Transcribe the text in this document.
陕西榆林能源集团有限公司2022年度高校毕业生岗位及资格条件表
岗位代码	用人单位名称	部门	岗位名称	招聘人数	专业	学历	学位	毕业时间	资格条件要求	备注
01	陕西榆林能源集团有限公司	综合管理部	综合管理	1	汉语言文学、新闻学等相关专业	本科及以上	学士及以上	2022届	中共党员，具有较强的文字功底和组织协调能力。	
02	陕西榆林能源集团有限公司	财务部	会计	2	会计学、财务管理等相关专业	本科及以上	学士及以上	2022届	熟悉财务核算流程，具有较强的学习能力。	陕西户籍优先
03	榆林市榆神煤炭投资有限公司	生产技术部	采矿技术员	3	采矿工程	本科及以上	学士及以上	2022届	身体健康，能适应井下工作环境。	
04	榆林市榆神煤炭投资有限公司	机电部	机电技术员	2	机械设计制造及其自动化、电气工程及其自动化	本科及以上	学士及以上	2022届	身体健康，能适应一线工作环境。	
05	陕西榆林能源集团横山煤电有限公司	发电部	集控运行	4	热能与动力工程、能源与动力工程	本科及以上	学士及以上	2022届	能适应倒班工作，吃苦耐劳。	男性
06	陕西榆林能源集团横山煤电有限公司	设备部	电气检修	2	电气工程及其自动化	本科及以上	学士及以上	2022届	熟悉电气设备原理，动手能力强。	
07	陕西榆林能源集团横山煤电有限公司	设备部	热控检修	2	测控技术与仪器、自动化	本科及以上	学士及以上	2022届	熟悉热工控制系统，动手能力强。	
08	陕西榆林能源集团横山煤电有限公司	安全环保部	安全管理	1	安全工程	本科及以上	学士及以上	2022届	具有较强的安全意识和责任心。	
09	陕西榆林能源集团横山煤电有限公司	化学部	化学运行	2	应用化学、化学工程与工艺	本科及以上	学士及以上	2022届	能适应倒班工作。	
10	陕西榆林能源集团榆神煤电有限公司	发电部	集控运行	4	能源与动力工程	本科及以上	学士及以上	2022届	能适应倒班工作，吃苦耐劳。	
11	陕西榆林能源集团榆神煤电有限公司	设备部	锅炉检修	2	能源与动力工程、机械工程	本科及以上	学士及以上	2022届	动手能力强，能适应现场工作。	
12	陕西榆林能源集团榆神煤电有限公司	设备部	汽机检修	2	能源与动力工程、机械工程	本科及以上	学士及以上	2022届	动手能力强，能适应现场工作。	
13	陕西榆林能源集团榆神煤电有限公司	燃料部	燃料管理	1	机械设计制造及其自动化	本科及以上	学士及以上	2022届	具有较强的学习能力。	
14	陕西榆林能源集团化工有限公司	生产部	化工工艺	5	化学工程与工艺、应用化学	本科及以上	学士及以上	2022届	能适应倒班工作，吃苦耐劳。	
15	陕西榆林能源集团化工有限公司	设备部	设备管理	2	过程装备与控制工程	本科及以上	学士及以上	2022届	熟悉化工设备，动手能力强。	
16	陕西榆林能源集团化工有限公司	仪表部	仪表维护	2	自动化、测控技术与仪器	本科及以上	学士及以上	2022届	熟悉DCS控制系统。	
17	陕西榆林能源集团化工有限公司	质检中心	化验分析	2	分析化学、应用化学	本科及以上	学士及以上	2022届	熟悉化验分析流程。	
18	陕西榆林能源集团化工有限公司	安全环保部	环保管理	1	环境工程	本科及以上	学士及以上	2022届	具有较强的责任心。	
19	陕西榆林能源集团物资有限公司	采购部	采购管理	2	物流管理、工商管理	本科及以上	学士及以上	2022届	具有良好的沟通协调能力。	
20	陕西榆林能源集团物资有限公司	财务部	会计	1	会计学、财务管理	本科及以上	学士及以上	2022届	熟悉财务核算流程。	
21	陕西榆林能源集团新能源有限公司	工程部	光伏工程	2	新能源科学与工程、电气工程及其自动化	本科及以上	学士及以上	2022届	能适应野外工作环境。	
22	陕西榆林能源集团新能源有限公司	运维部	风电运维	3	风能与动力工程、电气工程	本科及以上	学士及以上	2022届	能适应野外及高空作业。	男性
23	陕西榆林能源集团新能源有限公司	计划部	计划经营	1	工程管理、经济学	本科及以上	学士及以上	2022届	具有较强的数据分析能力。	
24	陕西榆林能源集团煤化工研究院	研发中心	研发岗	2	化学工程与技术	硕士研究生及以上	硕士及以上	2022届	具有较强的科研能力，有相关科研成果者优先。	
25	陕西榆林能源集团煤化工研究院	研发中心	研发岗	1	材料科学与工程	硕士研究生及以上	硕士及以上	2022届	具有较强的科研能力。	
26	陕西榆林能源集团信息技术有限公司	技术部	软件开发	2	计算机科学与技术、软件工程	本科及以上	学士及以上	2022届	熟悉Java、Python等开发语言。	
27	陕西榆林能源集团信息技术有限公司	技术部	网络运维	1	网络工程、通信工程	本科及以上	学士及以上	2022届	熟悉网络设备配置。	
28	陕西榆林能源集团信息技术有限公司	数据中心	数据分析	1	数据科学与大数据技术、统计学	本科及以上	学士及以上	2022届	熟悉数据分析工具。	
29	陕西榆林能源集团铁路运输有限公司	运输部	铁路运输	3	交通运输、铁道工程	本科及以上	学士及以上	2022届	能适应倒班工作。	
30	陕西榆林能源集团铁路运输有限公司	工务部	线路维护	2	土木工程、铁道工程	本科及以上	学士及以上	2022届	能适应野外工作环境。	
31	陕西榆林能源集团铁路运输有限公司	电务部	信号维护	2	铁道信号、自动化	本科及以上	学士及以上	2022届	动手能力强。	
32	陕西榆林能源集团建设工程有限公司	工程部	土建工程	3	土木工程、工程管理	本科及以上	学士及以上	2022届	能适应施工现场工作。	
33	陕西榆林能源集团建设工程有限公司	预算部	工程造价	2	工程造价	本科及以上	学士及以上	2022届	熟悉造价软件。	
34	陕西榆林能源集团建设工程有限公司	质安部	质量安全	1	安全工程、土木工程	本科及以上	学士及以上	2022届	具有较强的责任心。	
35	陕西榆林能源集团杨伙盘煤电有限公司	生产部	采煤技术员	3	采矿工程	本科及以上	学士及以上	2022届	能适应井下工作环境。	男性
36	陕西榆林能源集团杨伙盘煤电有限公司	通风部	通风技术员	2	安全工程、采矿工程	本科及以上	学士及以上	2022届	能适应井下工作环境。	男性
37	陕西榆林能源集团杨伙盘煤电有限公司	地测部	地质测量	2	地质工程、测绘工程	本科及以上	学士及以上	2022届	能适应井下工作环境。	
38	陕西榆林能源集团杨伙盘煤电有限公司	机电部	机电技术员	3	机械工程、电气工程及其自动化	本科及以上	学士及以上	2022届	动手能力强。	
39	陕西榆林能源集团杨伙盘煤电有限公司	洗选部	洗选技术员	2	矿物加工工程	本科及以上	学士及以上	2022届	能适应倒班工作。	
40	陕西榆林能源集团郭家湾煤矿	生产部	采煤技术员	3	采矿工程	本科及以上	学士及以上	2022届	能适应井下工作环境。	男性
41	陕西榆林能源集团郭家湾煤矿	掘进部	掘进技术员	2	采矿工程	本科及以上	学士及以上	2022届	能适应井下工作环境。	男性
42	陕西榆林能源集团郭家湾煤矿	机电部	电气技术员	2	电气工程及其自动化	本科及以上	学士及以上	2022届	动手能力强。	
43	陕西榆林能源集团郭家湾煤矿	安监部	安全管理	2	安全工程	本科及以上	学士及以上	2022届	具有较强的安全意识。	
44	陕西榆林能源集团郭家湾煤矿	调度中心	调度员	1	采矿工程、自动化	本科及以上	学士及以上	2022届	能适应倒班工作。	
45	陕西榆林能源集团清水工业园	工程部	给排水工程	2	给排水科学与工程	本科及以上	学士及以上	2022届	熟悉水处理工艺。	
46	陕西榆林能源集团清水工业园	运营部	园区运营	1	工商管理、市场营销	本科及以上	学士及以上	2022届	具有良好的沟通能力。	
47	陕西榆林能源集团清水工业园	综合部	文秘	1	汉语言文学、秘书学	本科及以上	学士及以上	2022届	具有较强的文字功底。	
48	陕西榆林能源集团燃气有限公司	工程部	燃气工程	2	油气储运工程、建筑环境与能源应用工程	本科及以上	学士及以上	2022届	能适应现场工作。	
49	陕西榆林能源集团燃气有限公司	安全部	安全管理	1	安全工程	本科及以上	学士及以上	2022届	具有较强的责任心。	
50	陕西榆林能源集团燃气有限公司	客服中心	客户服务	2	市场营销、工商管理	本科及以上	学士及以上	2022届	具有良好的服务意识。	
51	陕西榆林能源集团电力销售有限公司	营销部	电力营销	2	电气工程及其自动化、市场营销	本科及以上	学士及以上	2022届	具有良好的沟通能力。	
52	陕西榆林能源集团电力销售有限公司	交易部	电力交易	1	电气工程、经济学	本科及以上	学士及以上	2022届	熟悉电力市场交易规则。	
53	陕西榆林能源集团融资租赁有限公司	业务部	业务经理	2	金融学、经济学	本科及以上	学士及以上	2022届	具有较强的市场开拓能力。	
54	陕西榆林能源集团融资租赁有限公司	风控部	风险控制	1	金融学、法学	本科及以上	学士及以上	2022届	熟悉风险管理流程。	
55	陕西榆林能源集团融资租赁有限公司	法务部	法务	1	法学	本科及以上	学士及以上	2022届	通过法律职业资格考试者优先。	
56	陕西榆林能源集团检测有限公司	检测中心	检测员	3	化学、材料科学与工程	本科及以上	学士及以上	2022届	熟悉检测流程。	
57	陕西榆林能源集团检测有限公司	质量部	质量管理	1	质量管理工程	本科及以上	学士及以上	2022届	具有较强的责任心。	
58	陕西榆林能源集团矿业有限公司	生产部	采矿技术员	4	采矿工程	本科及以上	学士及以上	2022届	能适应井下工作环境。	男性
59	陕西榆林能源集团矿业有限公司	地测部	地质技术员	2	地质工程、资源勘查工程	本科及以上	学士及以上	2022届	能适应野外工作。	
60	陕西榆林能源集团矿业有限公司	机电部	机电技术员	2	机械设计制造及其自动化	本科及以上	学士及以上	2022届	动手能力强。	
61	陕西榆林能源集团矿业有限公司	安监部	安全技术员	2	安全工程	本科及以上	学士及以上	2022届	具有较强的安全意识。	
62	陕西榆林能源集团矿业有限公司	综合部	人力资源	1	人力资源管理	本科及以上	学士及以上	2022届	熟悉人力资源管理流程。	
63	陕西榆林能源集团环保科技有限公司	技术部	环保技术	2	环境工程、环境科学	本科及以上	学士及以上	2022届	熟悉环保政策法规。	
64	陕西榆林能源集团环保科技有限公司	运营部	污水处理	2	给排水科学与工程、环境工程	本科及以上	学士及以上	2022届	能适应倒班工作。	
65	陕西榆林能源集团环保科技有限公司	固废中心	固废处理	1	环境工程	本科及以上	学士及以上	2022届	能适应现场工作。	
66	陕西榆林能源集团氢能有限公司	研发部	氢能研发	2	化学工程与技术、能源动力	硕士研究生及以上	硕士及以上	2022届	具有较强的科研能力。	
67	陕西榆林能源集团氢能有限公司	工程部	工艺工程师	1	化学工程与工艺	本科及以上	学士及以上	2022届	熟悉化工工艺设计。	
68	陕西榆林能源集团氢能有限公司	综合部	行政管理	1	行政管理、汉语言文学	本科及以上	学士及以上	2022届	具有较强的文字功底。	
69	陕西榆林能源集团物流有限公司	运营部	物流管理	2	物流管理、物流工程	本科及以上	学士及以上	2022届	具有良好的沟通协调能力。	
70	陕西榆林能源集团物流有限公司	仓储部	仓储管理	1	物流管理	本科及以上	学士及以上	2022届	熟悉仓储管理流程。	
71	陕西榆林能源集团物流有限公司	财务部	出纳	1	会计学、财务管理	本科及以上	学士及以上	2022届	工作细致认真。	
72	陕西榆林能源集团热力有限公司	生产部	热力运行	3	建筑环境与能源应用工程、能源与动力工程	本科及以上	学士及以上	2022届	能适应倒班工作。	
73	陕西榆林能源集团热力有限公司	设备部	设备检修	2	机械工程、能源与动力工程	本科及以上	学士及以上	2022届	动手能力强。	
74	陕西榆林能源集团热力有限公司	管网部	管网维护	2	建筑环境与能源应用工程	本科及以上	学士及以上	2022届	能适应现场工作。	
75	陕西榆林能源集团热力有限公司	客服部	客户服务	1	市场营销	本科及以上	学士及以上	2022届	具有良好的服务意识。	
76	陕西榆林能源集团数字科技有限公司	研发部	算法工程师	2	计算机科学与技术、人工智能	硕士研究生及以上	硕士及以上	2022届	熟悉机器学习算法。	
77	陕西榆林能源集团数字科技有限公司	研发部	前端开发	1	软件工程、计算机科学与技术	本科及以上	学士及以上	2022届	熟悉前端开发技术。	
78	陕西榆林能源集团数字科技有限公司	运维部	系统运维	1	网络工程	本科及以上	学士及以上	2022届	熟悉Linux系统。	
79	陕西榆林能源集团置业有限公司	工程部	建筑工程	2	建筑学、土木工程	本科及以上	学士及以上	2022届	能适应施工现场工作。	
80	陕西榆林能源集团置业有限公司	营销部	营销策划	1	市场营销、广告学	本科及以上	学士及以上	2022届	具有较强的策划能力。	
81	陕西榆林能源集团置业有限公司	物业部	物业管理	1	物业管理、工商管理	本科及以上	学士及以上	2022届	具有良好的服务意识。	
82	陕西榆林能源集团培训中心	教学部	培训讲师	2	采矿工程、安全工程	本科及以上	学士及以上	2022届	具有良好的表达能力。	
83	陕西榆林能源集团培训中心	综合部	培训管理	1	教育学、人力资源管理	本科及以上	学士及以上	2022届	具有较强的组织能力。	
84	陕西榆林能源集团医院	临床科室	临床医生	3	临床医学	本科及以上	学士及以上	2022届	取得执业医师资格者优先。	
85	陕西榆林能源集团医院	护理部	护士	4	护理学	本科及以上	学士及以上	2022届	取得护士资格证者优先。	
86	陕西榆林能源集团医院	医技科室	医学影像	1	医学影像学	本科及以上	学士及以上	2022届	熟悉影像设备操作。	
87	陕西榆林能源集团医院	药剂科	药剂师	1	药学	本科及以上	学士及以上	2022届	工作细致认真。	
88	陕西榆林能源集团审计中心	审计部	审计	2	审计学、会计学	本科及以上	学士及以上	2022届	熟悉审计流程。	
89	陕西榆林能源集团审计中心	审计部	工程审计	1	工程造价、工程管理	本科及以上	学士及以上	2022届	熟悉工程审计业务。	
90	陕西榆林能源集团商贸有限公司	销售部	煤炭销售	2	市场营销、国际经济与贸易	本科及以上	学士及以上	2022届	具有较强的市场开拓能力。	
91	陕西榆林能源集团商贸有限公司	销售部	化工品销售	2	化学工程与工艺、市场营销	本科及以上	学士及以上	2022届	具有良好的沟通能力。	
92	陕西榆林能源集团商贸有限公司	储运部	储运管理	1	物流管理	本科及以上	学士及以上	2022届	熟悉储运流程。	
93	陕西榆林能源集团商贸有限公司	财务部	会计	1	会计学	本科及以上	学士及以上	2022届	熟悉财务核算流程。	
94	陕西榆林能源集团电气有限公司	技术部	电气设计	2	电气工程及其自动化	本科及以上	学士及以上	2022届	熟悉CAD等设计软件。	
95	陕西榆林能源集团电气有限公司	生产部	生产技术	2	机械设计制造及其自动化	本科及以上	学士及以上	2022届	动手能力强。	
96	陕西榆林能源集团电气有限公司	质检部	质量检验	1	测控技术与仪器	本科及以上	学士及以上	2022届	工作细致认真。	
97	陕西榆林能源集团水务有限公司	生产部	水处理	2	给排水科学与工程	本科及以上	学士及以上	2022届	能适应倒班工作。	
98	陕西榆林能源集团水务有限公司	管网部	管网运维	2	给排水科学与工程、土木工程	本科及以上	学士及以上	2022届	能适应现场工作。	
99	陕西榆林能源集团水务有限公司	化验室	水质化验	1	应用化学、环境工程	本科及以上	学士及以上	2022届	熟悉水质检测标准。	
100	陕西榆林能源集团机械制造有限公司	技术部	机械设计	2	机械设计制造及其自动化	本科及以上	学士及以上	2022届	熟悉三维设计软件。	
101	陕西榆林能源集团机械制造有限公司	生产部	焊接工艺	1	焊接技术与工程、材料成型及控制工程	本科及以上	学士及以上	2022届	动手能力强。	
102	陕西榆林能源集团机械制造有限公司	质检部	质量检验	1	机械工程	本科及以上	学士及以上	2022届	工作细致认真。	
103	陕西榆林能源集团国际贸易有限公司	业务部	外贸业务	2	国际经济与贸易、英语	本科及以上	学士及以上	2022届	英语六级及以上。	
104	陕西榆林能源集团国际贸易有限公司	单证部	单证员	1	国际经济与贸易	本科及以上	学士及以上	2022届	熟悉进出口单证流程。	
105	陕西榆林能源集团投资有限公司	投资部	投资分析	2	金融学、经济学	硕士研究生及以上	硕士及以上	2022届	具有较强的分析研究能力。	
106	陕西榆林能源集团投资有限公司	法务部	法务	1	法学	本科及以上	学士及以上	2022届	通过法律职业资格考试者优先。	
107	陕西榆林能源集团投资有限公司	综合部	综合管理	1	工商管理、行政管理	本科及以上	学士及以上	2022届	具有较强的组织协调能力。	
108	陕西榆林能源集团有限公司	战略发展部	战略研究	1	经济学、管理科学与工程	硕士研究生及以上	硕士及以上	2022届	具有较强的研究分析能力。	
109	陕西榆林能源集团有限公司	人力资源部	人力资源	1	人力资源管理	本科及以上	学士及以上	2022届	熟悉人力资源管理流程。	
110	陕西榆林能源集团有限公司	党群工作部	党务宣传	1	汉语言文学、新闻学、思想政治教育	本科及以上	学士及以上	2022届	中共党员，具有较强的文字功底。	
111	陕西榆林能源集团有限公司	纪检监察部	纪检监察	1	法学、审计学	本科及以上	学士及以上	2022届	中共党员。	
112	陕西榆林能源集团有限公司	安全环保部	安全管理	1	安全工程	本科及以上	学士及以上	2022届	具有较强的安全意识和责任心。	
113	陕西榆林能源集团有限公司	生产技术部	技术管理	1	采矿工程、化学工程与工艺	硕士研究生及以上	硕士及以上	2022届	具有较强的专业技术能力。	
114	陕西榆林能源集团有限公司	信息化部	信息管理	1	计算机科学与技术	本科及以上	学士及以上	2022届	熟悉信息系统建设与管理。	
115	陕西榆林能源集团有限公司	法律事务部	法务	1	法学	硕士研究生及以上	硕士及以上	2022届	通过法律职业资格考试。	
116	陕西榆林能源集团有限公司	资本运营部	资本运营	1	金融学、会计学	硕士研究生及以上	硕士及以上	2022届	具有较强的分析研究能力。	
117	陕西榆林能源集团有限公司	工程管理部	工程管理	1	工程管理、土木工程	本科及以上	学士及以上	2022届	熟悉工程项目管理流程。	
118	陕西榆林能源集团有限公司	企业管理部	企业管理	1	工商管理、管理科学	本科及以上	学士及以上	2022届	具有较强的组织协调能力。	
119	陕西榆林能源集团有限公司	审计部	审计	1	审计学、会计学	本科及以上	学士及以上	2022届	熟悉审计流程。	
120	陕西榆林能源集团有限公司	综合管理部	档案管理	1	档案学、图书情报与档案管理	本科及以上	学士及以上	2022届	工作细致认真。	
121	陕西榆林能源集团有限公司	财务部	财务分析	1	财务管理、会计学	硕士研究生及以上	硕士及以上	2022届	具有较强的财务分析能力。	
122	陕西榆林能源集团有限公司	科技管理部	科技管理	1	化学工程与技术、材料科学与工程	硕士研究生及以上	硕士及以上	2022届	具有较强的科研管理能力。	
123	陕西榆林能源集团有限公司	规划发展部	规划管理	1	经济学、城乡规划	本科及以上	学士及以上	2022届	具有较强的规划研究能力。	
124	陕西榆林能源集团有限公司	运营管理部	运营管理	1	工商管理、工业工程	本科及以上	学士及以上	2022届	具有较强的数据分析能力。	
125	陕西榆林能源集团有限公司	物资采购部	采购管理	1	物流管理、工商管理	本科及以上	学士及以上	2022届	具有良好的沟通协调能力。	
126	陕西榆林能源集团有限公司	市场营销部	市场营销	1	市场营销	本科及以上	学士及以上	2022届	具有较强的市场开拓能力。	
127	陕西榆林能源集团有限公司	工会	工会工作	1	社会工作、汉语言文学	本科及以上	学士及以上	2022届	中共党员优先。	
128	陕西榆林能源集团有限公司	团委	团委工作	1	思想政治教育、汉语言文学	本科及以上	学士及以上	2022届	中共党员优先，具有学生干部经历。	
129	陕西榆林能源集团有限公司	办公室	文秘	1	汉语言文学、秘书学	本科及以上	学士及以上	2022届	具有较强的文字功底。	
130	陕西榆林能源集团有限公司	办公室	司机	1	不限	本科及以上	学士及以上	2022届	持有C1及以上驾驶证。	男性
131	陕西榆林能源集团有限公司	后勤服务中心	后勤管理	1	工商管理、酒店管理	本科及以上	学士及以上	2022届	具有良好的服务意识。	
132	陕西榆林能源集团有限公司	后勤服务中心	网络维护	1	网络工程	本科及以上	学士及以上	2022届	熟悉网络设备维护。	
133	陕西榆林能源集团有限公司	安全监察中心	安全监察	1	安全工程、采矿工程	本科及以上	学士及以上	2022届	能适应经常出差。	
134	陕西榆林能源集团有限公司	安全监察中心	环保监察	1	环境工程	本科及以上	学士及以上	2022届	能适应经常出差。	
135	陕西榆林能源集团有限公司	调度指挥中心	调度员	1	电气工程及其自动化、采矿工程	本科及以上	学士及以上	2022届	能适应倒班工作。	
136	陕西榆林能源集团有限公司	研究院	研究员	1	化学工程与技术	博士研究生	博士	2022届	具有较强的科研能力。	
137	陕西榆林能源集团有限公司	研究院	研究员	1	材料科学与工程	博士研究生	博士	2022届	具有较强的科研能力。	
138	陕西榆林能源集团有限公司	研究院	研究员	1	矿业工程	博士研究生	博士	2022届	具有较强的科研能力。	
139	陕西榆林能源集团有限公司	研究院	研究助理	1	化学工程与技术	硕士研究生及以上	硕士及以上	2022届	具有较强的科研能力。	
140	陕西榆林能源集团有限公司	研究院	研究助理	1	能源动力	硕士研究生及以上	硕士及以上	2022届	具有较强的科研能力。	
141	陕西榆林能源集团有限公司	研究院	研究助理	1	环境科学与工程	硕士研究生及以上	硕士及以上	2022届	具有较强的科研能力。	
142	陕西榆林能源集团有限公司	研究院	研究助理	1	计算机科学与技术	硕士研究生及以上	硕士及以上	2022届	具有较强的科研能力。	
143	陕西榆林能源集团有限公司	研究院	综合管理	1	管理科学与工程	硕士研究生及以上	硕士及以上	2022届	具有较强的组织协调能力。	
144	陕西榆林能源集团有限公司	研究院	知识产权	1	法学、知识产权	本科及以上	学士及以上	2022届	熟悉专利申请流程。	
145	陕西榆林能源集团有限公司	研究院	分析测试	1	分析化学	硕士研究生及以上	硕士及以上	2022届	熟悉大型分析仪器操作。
■ ■ ■ ■ ■ ■ ■
● To do:
Choose all lines containing the string "能源动力" and copy them out.

● Written solution:
66	陕西榆林能源集团氢能有限公司	研发部	氢能研发	2	化学工程与技术、能源动力	硕士研究生及以上	硕士及以上	2022届	具有较强的科研能力。	
140	陕西榆林能源集团有限公司	研究院	研究助理	1	能源动力	硕士研究生及以上	硕士及以上	2022届	具有较强的科研能力。	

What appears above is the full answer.